**PROBLEM TO SOLVE:**
Can you convert every line in the rows below into a Markdown table with the columns Number and Line, numbering each line in order and leaving out blank lines?

**DATA SUPPLIED:**
* * *

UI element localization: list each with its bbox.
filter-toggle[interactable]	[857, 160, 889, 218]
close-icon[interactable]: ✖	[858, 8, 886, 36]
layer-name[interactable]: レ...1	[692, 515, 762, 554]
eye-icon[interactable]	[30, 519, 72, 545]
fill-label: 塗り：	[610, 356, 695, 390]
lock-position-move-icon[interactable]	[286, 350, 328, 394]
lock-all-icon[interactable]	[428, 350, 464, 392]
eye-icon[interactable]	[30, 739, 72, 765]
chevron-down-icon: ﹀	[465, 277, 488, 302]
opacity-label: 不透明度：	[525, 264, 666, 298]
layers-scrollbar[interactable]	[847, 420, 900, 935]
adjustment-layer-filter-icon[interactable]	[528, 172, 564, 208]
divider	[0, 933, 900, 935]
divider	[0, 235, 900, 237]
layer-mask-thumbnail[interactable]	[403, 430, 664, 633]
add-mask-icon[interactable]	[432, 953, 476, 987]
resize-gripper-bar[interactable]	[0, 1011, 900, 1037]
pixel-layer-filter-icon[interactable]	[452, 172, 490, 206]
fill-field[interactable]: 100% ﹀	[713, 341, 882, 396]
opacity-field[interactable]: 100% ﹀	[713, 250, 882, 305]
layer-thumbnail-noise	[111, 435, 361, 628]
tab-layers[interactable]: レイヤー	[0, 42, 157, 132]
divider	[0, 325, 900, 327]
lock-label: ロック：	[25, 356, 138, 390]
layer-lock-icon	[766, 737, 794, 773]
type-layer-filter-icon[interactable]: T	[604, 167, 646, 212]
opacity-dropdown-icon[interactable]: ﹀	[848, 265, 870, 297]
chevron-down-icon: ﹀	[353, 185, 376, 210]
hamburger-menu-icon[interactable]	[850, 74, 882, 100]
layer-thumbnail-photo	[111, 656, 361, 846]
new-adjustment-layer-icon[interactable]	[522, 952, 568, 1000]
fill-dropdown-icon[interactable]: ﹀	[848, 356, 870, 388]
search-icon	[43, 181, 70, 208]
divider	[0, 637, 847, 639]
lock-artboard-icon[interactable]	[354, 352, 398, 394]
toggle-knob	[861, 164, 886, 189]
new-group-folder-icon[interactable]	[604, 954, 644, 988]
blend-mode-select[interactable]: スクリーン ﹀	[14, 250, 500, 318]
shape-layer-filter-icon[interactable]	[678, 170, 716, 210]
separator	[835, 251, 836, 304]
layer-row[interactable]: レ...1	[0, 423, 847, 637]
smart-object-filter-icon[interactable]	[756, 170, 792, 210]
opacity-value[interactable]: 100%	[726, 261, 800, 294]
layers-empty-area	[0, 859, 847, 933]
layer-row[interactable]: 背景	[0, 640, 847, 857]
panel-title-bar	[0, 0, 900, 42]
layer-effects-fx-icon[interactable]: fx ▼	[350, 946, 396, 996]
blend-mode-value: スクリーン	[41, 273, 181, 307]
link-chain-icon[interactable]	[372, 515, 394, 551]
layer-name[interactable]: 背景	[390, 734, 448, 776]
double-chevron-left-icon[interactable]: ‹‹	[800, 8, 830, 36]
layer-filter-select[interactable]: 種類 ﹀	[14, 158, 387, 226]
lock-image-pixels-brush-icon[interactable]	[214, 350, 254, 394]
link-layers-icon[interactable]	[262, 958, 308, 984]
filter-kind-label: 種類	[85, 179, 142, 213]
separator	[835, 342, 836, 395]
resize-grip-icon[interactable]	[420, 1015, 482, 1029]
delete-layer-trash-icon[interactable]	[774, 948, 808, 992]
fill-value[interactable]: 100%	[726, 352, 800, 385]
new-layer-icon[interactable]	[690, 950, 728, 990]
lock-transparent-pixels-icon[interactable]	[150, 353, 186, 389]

* * *

**RESULT OF THIS TASK:**
| Number | Line |
|---|---|
| 1 | UI element localization: list each with its bbox. |
| 2 | filter-toggle[interactable]	[857, 160, 889, 218] |
| 3 | close-icon[interactable]: ✖	[858, 8, 886, 36] |
| 4 | layer-name[interactable]: レ...1	[692, 515, 762, 554] |
| 5 | eye-icon[interactable]	[30, 519, 72, 545] |
| 6 | fill-label: 塗り：	[610, 356, 695, 390] |
| 7 | lock-position-move-icon[interactable]	[286, 350, 328, 394] |
| 8 | lock-all-icon[interactable]	[428, 350, 464, 392] |
| 9 | eye-icon[interactable]	[30, 739, 72, 765] |
| 10 | chevron-down-icon: ﹀	[465, 277, 488, 302] |
| 11 | opacity-label: 不透明度：	[525, 264, 666, 298] |
| 12 | layers-scrollbar[interactable]	[847, 420, 900, 935] |
| 13 | adjustment-layer-filter-icon[interactable]	[528, 172, 564, 208] |
| 14 | divider	[0, 933, 900, 935] |
| 15 | divider	[0, 235, 900, 237] |
| 16 | layer-mask-thumbnail[interactable]	[403, 430, 664, 633] |
| 17 | add-mask-icon[interactable]	[432, 953, 476, 987] |
| 18 | resize-gripper-bar[interactable]	[0, 1011, 900, 1037] |
| 19 | pixel-layer-filter-icon[interactable]	[452, 172, 490, 206] |
| 20 | fill-field[interactable]: 100% ﹀	[713, 341, 882, 396] |
| 21 | opacity-field[interactable]: 100% ﹀	[713, 250, 882, 305] |
| 22 | layer-thumbnail-noise	[111, 435, 361, 628] |
| 23 | tab-layers[interactable]: レイヤー	[0, 42, 157, 132] |
| 24 | divider	[0, 325, 900, 327] |
| 25 | lock-label: ロック：	[25, 356, 138, 390] |
| 26 | layer-lock-icon	[766, 737, 794, 773] |
| 27 | type-layer-filter-icon[interactable]: T	[604, 167, 646, 212] |
| 28 | opacity-dropdown-icon[interactable]: ﹀	[848, 265, 870, 297] |
| 29 | chevron-down-icon: ﹀	[353, 185, 376, 210] |
| 30 | hamburger-menu-icon[interactable]	[850, 74, 882, 100] |
| 31 | layer-thumbnail-photo	[111, 656, 361, 846] |
| 32 | new-adjustment-layer-icon[interactable]	[522, 952, 568, 1000] |
| 33 | fill-dropdown-icon[interactable]: ﹀	[848, 356, 870, 388] |
| 34 | search-icon	[43, 181, 70, 208] |
| 35 | divider	[0, 637, 847, 639] |
| 36 | lock-artboard-icon[interactable]	[354, 352, 398, 394] |
| 37 | toggle-knob	[861, 164, 886, 189] |
| 38 | new-group-folder-icon[interactable]	[604, 954, 644, 988] |
| 39 | blend-mode-select[interactable]: スクリーン ﹀	[14, 250, 500, 318] |
| 40 | shape-layer-filter-icon[interactable]	[678, 170, 716, 210] |
| 41 | separator	[835, 251, 836, 304] |
| 42 | layer-row[interactable]: レ...1	[0, 423, 847, 637] |
| 43 | smart-object-filter-icon[interactable]	[756, 170, 792, 210] |
| 44 | opacity-value[interactable]: 100%	[726, 261, 800, 294] |
| 45 | layers-empty-area	[0, 859, 847, 933] |
| 46 | layer-row[interactable]: 背景	[0, 640, 847, 857] |
| 47 | panel-title-bar	[0, 0, 900, 42] |
| 48 | layer-effects-fx-icon[interactable]: fx ▼	[350, 946, 396, 996] |
| 49 | blend-mode-value: スクリーン	[41, 273, 181, 307] |
| 50 | link-chain-icon[interactable]	[372, 515, 394, 551] |
| 51 | layer-name[interactable]: 背景	[390, 734, 448, 776] |
| 52 | double-chevron-left-icon[interactable]: ‹‹	[800, 8, 830, 36] |
| 53 | layer-filter-select[interactable]: 種類 ﹀	[14, 158, 387, 226] |
| 54 | lock-image-pixels-brush-icon[interactable]	[214, 350, 254, 394] |
| 55 | link-layers-icon[interactable]	[262, 958, 308, 984] |
| 56 | filter-kind-label: 種類	[85, 179, 142, 213] |
| 57 | separator	[835, 342, 836, 395] |
| 58 | resize-grip-icon[interactable]	[420, 1015, 482, 1029] |
| 59 | delete-layer-trash-icon[interactable]	[774, 948, 808, 992] |
| 60 | fill-value[interactable]: 100%	[726, 352, 800, 385] |
| 61 | new-layer-icon[interactable]	[690, 950, 728, 990] |
| 62 | lock-transparent-pixels-icon[interactable]	[150, 353, 186, 389] |